Short problem ->
Write out each line of the material again, word for word.

Dataset rows ->
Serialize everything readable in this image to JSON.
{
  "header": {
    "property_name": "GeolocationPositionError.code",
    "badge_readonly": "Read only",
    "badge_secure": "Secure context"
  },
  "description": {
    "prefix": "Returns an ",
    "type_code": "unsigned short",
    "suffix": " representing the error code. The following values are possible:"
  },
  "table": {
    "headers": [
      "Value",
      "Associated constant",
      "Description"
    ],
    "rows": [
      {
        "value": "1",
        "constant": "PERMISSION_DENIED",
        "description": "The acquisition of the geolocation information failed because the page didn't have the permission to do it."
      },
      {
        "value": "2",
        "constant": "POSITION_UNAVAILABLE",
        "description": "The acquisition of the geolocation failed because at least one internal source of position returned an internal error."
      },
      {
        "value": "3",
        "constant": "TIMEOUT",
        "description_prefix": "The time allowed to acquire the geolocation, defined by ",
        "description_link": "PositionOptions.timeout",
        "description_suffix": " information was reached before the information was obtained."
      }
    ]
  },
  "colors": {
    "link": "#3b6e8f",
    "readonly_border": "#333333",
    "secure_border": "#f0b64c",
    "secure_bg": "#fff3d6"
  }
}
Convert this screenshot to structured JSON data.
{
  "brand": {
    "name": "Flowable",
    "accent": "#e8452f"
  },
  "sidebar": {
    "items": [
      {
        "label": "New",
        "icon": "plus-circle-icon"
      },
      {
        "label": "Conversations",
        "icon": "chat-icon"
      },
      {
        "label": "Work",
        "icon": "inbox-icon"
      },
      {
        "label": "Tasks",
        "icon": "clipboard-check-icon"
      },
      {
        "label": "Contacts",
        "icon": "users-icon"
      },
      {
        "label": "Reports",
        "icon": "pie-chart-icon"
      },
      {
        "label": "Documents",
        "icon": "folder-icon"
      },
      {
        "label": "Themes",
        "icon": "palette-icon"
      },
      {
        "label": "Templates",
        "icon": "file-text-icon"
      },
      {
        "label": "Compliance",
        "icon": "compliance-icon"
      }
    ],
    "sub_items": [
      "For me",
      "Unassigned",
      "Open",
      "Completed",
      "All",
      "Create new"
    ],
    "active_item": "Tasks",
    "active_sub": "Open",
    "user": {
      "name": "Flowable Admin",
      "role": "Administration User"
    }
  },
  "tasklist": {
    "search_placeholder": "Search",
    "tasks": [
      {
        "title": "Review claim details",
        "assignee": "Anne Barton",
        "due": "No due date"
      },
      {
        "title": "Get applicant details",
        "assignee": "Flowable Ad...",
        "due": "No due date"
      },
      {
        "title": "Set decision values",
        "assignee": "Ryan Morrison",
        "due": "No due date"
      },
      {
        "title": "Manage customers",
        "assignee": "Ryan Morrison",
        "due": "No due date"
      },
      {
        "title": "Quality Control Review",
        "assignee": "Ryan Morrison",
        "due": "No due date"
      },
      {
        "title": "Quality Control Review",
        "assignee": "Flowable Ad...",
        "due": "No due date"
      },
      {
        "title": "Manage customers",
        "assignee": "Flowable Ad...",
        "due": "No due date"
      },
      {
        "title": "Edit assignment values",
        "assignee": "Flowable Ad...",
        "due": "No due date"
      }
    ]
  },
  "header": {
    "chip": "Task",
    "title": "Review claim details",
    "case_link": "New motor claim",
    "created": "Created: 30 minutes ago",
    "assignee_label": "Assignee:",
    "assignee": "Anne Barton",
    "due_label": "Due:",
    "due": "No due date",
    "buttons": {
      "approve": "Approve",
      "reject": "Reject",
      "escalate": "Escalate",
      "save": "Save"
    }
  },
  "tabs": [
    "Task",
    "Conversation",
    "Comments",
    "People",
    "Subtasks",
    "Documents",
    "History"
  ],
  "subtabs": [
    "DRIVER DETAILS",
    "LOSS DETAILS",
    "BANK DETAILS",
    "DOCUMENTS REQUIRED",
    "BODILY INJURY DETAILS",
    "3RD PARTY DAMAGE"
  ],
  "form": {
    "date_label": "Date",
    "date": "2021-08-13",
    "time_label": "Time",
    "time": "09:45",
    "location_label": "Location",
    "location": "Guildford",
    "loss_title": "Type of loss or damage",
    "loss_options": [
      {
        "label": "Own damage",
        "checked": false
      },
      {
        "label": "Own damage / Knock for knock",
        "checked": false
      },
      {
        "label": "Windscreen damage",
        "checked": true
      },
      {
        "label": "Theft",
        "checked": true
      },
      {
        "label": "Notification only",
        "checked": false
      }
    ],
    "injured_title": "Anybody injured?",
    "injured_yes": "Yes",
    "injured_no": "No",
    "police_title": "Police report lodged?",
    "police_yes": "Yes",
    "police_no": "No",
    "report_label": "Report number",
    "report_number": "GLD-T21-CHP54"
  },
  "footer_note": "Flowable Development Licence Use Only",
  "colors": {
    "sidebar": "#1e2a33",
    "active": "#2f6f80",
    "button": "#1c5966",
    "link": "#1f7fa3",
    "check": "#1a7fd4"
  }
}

Task output ->
Serialize everything readable in this image to JSON.
{
  "header": {
    "property_name": "GeolocationPositionError.code",
    "badge_readonly": "Read only",
    "badge_secure": "Secure context"
  },
  "description": {
    "prefix": "Returns an ",
    "type_code": "unsigned short",
    "suffix": " representing the error code. The following values are possible:"
  },
  "table": {
    "headers": [
      "Value",
      "Associated constant",
      "Description"
    ],
    "rows": [
      {
        "value": "1",
        "constant": "PERMISSION_DENIED",
        "description": "The acquisition of the geolocation information failed because the page didn't have the permission to do it."
      },
      {
        "value": "2",
        "constant": "POSITION_UNAVAILABLE",
        "description": "The acquisition of the geolocation failed because at least one internal source of position returned an internal error."
      },
      {
        "value": "3",
        "constant": "TIMEOUT",
        "description_prefix": "The time allowed to acquire the geolocation, defined by ",
        "description_link": "PositionOptions.timeout",
        "description_suffix": " information was reached before the information was obtained."
      }
    ]
  },
  "colors": {
    "link": "#3b6e8f",
    "readonly_border": "#333333",
    "secure_border": "#f0b64c",
    "secure_bg": "#fff3d6"
  }
}
Convert this screenshot to structured JSON data.
{
  "brand": {
    "name": "Flowable",
    "accent": "#e8452f"
  },
  "sidebar": {
    "items": [
      {
        "label": "New",
        "icon": "plus-circle-icon"
      },
      {
        "label": "Conversations",
        "icon": "chat-icon"
      },
      {
        "label": "Work",
        "icon": "inbox-icon"
      },
      {
        "label": "Tasks",
        "icon": "clipboard-check-icon"
      },
      {
        "label": "Contacts",
        "icon": "users-icon"
      },
      {
        "label": "Reports",
        "icon": "pie-chart-icon"
      },
      {
        "label": "Documents",
        "icon": "folder-icon"
      },
      {
        "label": "Themes",
        "icon": "palette-icon"
      },
      {
        "label": "Templates",
        "icon": "file-text-icon"
      },
      {
        "label": "Compliance",
        "icon": "compliance-icon"
      }
    ],
    "sub_items": [
      "For me",
      "Unassigned",
      "Open",
      "Completed",
      "All",
      "Create new"
    ],
    "active_item": "Tasks",
    "active_sub": "Open",
    "user": {
      "name": "Flowable Admin",
      "role": "Administration User"
    }
  },
  "tasklist": {
    "search_placeholder": "Search",
    "tasks": [
      {
        "title": "Review claim details",
        "assignee": "Anne Barton",
        "due": "No due date"
      },
      {
        "title": "Get applicant details",
        "assignee": "Flowable Ad...",
        "due": "No due date"
      },
      {
        "title": "Set decision values",
        "assignee": "Ryan Morrison",
        "due": "No due date"
      },
      {
        "title": "Manage customers",
        "assignee": "Ryan Morrison",
        "due": "No due date"
      },
      {
        "title": "Quality Control Review",
        "assignee": "Ryan Morrison",
        "due": "No due date"
      },
      {
        "title": "Quality Control Review",
        "assignee": "Flowable Ad...",
        "due": "No due date"
      },
      {
        "title": "Manage customers",
        "assignee": "Flowable Ad...",
        "due": "No due date"
      },
      {
        "title": "Edit assignment values",
        "assignee": "Flowable Ad...",
        "due": "No due date"
      }
    ]
  },
  "header": {
    "chip": "Task",
    "title": "Review claim details",
    "case_link": "New motor claim",
    "created": "Created: 30 minutes ago",
    "assignee_label": "Assignee:",
    "assignee": "Anne Barton",
    "due_label": "Due:",
    "due": "No due date",
    "buttons": {
      "approve": "Approve",
      "reject": "Reject",
      "escalate": "Escalate",
      "save": "Save"
    }
  },
  "tabs": [
    "Task",
    "Conversation",
    "Comments",
    "People",
    "Subtasks",
    "Documents",
    "History"
  ],
  "subtabs": [
    "DRIVER DETAILS",
    "LOSS DETAILS",
    "BANK DETAILS",
    "DOCUMENTS REQUIRED",
    "BODILY INJURY DETAILS",
    "3RD PARTY DAMAGE"
  ],
  "form": {
    "date_label": "Date",
    "date": "2021-08-13",
    "time_label": "Time",
    "time": "09:45",
    "location_label": "Location",
    "location": "Guildford",
    "loss_title": "Type of loss or damage",
    "loss_options": [
      {
        "label": "Own damage",
        "checked": false
      },
      {
        "label": "Own damage / Knock for knock",
        "checked": false
      },
      {
        "label": "Windscreen damage",
        "checked": true
      },
      {
        "label": "Theft",
        "checked": true
      },
      {
        "label": "Notification only",
        "checked": false
      }
    ],
    "injured_title": "Anybody injured?",
    "injured_yes": "Yes",
    "injured_no": "No",
    "police_title": "Police report lodged?",
    "police_yes": "Yes",
    "police_no": "No",
    "report_label": "Report number",
    "report_number": "GLD-T21-CHP54"
  },
  "footer_note": "Flowable Development Licence Use Only",
  "colors": {
    "sidebar": "#1e2a33",
    "active": "#2f6f80",
    "button": "#1c5966",
    "link": "#1f7fa3",
    "check": "#1a7fd4"
  }
}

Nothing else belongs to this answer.